▸ **TASK INSTRUCTIONS**:
Reproduce the listing that follows with no differences at all.
------
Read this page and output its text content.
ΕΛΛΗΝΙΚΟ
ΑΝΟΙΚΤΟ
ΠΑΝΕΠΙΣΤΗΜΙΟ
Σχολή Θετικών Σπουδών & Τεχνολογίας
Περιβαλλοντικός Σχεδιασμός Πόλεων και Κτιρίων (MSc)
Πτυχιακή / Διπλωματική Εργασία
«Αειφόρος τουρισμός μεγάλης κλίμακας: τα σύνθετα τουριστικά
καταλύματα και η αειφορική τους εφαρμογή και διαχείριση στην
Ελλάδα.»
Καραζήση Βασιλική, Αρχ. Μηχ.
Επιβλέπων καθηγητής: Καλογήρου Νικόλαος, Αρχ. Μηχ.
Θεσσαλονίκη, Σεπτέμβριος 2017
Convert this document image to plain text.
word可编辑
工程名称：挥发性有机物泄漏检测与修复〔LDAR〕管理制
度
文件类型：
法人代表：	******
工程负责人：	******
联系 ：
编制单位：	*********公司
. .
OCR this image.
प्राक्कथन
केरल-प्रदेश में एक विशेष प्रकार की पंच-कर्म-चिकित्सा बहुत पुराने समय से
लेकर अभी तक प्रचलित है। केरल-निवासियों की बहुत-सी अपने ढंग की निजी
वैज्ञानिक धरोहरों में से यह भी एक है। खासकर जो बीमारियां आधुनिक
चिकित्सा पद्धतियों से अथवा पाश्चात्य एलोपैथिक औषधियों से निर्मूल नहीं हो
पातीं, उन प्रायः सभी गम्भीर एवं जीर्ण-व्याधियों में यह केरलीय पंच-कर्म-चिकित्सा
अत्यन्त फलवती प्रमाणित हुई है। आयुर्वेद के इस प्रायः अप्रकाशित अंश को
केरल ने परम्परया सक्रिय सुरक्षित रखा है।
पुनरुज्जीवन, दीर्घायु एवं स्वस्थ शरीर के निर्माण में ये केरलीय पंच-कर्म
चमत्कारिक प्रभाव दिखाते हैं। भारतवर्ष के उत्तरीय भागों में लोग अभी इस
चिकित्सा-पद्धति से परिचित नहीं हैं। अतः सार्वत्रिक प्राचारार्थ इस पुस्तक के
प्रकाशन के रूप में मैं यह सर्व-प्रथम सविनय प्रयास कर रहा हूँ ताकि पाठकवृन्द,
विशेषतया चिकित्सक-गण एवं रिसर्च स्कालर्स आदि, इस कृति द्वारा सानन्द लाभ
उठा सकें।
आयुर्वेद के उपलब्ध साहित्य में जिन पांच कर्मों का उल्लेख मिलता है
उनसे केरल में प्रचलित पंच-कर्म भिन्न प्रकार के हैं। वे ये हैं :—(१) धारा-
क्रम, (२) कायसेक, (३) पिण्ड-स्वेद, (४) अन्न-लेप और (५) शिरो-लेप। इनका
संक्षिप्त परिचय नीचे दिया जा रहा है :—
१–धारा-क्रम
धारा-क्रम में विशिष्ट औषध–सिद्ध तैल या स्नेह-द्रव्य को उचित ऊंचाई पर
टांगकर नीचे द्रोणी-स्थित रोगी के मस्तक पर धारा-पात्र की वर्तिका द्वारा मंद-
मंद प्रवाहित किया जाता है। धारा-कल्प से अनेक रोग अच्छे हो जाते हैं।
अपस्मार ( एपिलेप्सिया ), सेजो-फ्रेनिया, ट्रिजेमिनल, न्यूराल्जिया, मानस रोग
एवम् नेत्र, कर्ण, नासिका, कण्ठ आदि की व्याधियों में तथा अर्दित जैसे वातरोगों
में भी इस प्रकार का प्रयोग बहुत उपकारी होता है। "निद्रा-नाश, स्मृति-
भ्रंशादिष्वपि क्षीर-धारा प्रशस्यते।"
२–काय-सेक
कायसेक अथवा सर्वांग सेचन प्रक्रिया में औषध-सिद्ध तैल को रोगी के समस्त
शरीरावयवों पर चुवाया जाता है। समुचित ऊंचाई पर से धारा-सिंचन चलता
------
▸ **COMPLETE OUTPUT**:
Read this page and output its text content.
ΕΛΛΗΝΙΚΟ
ΑΝΟΙΚΤΟ
ΠΑΝΕΠΙΣΤΗΜΙΟ
Σχολή Θετικών Σπουδών & Τεχνολογίας
Περιβαλλοντικός Σχεδιασμός Πόλεων και Κτιρίων (MSc)
Πτυχιακή / Διπλωματική Εργασία
«Αειφόρος τουρισμός μεγάλης κλίμακας: τα σύνθετα τουριστικά
καταλύματα και η αειφορική τους εφαρμογή και διαχείριση στην
Ελλάδα.»
Καραζήση Βασιλική, Αρχ. Μηχ.
Επιβλέπων καθηγητής: Καλογήρου Νικόλαος, Αρχ. Μηχ.
Θεσσαλονίκη, Σεπτέμβριος 2017
Convert this document image to plain text.
word可编辑
工程名称：挥发性有机物泄漏检测与修复〔LDAR〕管理制
度
文件类型：
法人代表：	******
工程负责人：	******
联系 ：
编制单位：	*********公司
. .
OCR this image.
प्राक्कथन
केरल-प्रदेश में एक विशेष प्रकार की पंच-कर्म-चिकित्सा बहुत पुराने समय से
लेकर अभी तक प्रचलित है। केरल-निवासियों की बहुत-सी अपने ढंग की निजी
वैज्ञानिक धरोहरों में से यह भी एक है। खासकर जो बीमारियां आधुनिक
चिकित्सा पद्धतियों से अथवा पाश्चात्य एलोपैथिक औषधियों से निर्मूल नहीं हो
पातीं, उन प्रायः सभी गम्भीर एवं जीर्ण-व्याधियों में यह केरलीय पंच-कर्म-चिकित्सा
अत्यन्त फलवती प्रमाणित हुई है। आयुर्वेद के इस प्रायः अप्रकाशित अंश को
केरल ने परम्परया सक्रिय सुरक्षित रखा है।
पुनरुज्जीवन, दीर्घायु एवं स्वस्थ शरीर के निर्माण में ये केरलीय पंच-कर्म
चमत्कारिक प्रभाव दिखाते हैं। भारतवर्ष के उत्तरीय भागों में लोग अभी इस
चिकित्सा-पद्धति से परिचित नहीं हैं। अतः सार्वत्रिक प्राचारार्थ इस पुस्तक के
प्रकाशन के रूप में मैं यह सर्व-प्रथम सविनय प्रयास कर रहा हूँ ताकि पाठकवृन्द,
विशेषतया चिकित्सक-गण एवं रिसर्च स्कालर्स आदि, इस कृति द्वारा सानन्द लाभ
उठा सकें।
आयुर्वेद के उपलब्ध साहित्य में जिन पांच कर्मों का उल्लेख मिलता है
उनसे केरल में प्रचलित पंच-कर्म भिन्न प्रकार के हैं। वे ये हैं :—(१) धारा-
क्रम, (२) कायसेक, (३) पिण्ड-स्वेद, (४) अन्न-लेप और (५) शिरो-लेप। इनका
संक्षिप्त परिचय नीचे दिया जा रहा है :—
१–धारा-क्रम
धारा-क्रम में विशिष्ट औषध–सिद्ध तैल या स्नेह-द्रव्य को उचित ऊंचाई पर
टांगकर नीचे द्रोणी-स्थित रोगी के मस्तक पर धारा-पात्र की वर्तिका द्वारा मंद-
मंद प्रवाहित किया जाता है। धारा-कल्प से अनेक रोग अच्छे हो जाते हैं।
अपस्मार ( एपिलेप्सिया ), सेजो-फ्रेनिया, ट्रिजेमिनल, न्यूराल्जिया, मानस रोग
एवम् नेत्र, कर्ण, नासिका, कण्ठ आदि की व्याधियों में तथा अर्दित जैसे वातरोगों
में भी इस प्रकार का प्रयोग बहुत उपकारी होता है। "निद्रा-नाश, स्मृति-
भ्रंशादिष्वपि क्षीर-धारा प्रशस्यते।"
२–काय-सेक
कायसेक अथवा सर्वांग सेचन प्रक्रिया में औषध-सिद्ध तैल को रोगी के समस्त
शरीरावयवों पर चुवाया जाता है। समुचित ऊंचाई पर से धारा-सिंचन चलता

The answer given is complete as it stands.